| What needs to be done |
Give the number of lines in the data that hold the string "Entry". Nothing else is needed.

═══

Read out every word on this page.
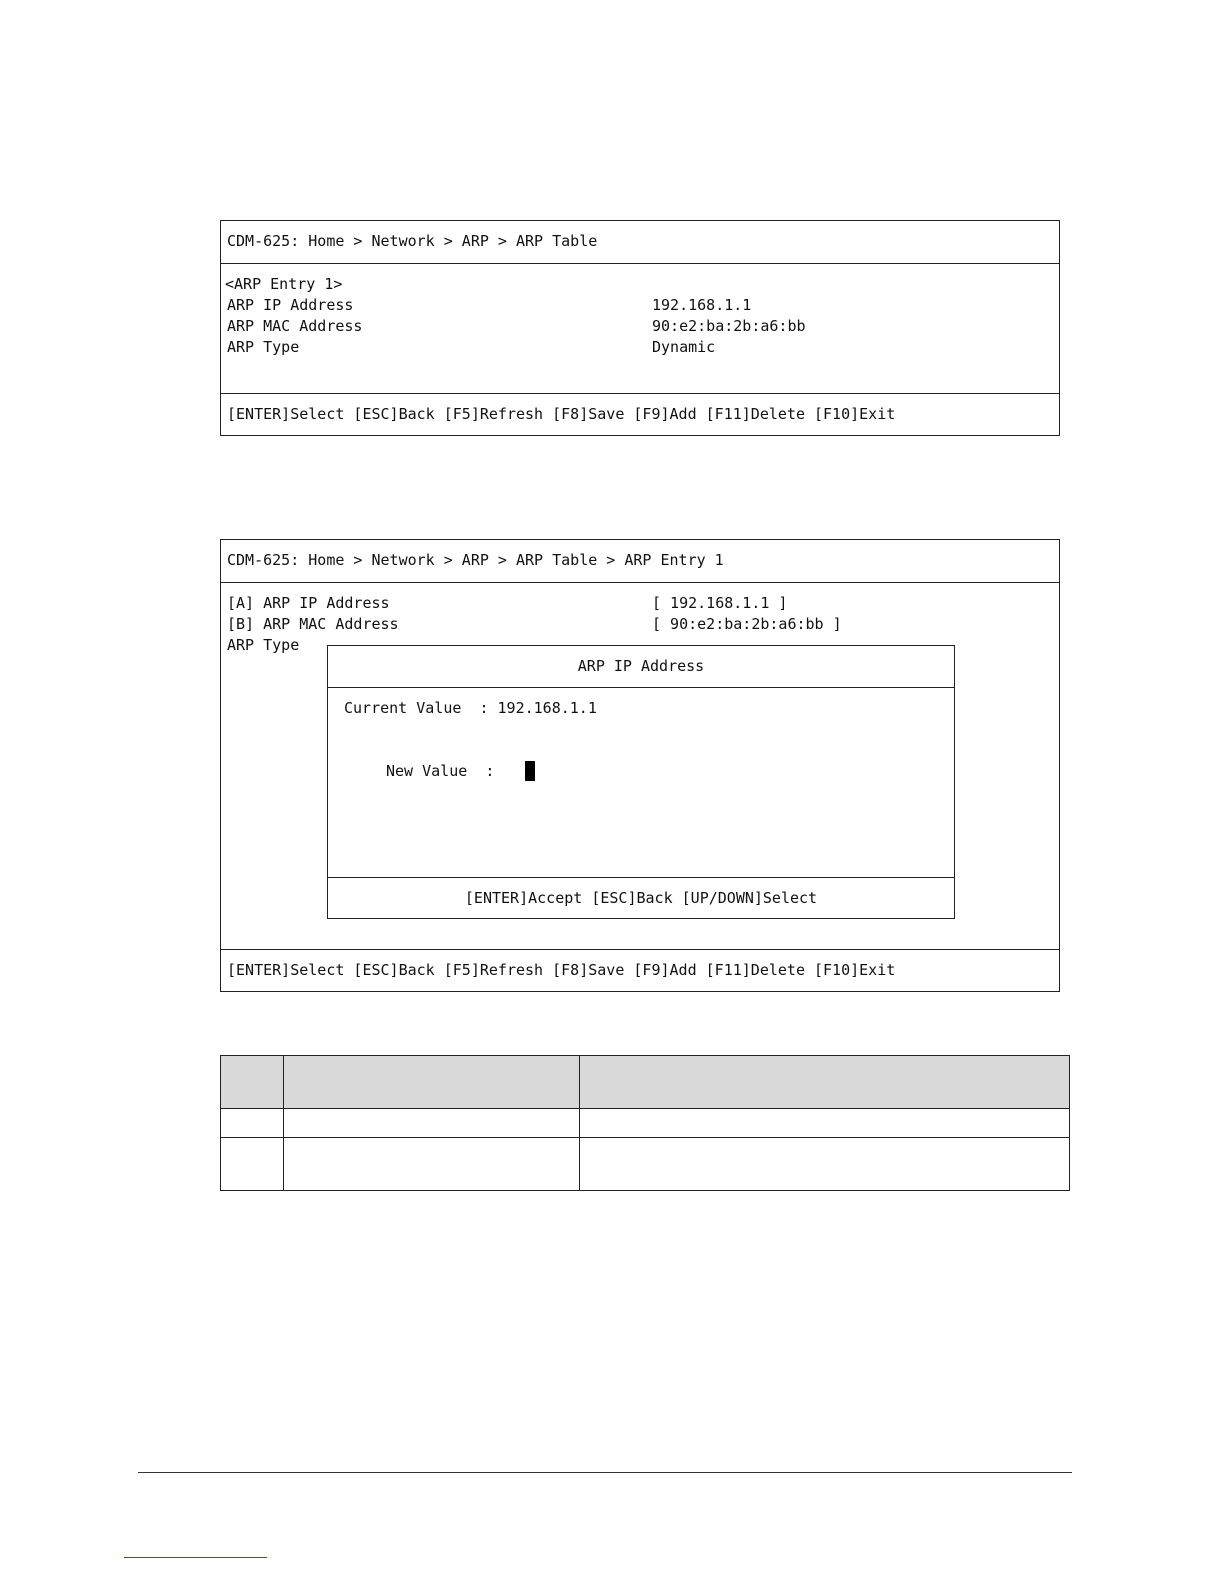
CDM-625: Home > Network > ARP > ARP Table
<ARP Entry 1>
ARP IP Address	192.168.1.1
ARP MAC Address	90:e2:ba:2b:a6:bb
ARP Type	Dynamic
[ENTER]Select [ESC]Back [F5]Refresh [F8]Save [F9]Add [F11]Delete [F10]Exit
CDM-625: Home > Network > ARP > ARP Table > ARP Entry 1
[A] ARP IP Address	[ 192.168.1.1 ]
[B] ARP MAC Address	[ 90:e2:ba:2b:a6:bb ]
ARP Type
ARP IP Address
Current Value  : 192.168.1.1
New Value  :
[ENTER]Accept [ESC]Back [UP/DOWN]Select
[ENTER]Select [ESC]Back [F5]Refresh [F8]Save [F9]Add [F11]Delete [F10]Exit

═══

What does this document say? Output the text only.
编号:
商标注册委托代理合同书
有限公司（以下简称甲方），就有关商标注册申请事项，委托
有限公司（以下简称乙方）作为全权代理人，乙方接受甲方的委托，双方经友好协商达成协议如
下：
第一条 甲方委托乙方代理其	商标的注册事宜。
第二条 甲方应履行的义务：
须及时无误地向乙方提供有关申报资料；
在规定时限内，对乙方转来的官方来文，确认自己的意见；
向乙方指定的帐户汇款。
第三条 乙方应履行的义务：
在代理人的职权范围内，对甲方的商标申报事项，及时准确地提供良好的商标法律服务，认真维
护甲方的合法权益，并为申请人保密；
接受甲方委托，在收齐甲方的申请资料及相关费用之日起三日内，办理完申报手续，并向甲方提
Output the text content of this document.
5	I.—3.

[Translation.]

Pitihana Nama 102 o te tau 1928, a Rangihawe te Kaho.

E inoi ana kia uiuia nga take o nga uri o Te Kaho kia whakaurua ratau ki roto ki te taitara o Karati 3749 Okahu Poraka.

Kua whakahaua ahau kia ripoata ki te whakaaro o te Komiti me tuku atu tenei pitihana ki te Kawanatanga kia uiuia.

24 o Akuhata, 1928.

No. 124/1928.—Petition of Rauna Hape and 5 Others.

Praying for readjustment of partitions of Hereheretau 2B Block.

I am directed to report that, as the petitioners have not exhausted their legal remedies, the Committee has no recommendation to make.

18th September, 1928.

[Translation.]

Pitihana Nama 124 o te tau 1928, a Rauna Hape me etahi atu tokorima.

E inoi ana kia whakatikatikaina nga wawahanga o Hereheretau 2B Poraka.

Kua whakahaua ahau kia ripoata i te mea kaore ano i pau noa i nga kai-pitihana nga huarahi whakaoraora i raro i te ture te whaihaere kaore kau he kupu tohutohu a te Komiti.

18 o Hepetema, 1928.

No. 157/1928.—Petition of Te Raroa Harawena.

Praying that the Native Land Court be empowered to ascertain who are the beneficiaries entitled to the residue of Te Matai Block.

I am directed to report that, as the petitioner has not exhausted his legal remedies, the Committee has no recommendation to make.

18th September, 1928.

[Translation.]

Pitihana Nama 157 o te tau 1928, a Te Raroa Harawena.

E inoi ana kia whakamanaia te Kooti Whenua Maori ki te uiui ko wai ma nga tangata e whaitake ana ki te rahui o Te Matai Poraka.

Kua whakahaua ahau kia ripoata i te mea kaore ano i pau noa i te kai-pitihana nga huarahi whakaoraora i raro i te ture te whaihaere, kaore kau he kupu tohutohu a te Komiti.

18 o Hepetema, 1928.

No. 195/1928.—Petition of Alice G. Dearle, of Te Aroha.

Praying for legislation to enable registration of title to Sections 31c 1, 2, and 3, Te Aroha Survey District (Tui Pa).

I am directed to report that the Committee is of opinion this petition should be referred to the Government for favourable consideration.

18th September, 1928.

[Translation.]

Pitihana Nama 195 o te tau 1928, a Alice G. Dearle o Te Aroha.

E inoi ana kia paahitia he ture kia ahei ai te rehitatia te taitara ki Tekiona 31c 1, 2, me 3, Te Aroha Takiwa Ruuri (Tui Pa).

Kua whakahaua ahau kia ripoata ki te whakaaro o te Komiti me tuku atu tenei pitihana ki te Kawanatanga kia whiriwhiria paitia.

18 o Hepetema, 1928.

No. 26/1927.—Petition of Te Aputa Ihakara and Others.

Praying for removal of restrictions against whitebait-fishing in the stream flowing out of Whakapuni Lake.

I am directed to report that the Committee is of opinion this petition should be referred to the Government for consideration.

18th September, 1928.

═══

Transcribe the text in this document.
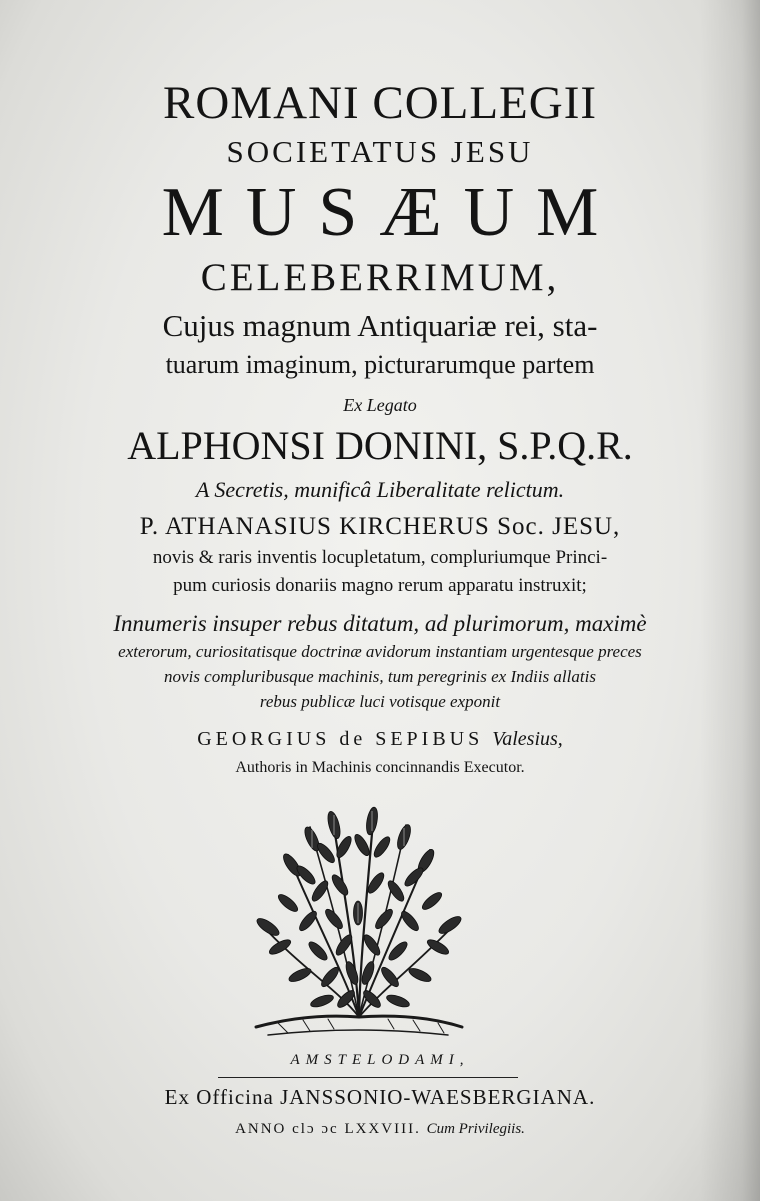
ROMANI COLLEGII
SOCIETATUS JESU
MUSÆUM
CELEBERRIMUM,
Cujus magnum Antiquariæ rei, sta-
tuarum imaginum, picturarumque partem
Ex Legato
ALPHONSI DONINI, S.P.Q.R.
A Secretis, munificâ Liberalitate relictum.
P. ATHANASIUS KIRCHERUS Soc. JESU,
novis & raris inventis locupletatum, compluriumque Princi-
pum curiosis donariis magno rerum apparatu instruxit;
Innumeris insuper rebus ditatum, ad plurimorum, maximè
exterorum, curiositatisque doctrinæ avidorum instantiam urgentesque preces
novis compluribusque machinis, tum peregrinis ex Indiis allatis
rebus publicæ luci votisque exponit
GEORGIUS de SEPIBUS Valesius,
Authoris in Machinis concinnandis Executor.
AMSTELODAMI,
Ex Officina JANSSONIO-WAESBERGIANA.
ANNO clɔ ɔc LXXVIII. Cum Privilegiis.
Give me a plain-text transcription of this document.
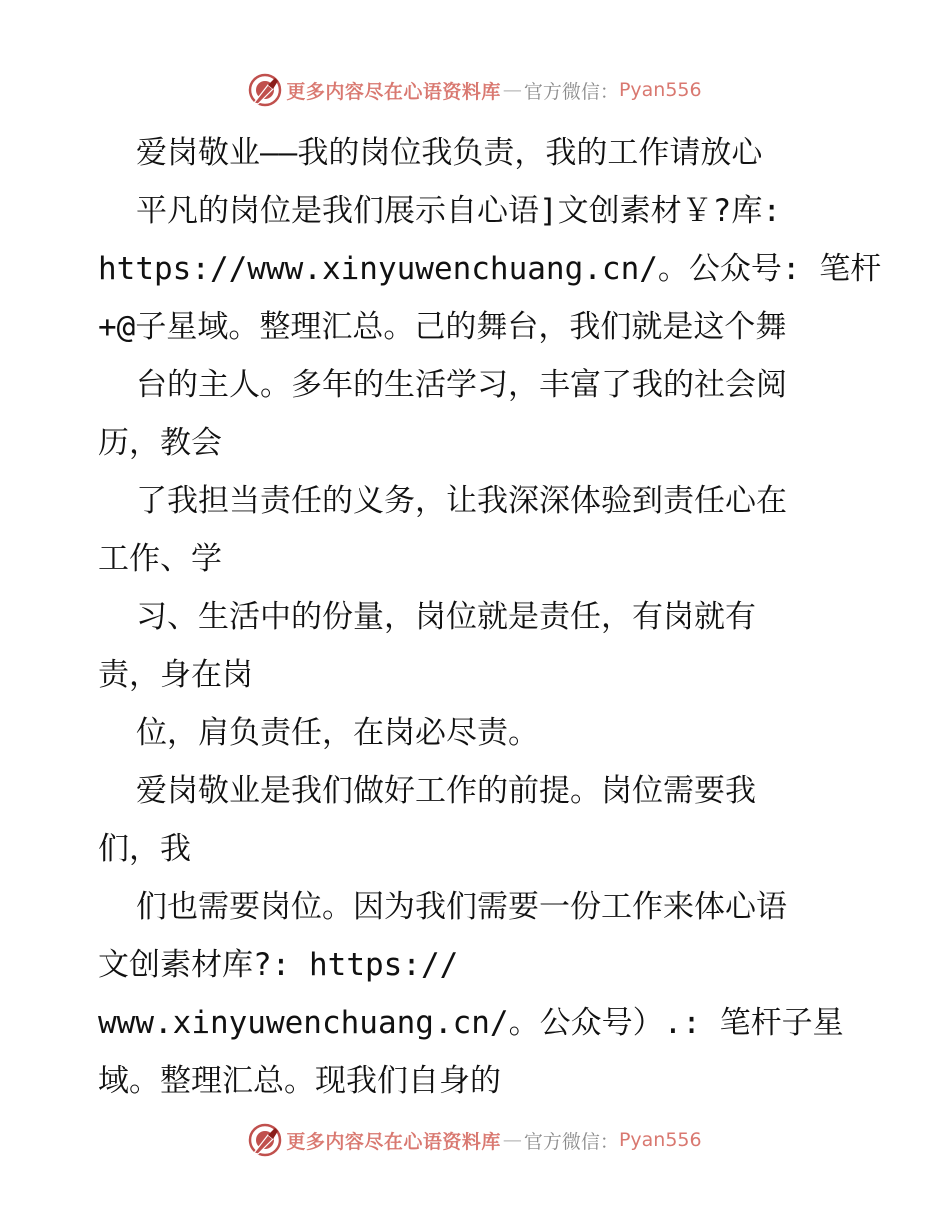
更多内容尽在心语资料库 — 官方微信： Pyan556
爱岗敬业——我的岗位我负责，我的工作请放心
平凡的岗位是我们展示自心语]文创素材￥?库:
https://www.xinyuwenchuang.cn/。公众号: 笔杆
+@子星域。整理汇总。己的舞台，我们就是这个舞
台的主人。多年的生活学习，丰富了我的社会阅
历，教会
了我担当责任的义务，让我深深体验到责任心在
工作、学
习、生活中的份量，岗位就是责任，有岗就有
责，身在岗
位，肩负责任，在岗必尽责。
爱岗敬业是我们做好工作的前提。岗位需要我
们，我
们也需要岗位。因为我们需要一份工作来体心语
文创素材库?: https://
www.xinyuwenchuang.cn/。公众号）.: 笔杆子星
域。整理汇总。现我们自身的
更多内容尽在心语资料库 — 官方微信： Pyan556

═══

| Correct answer |
2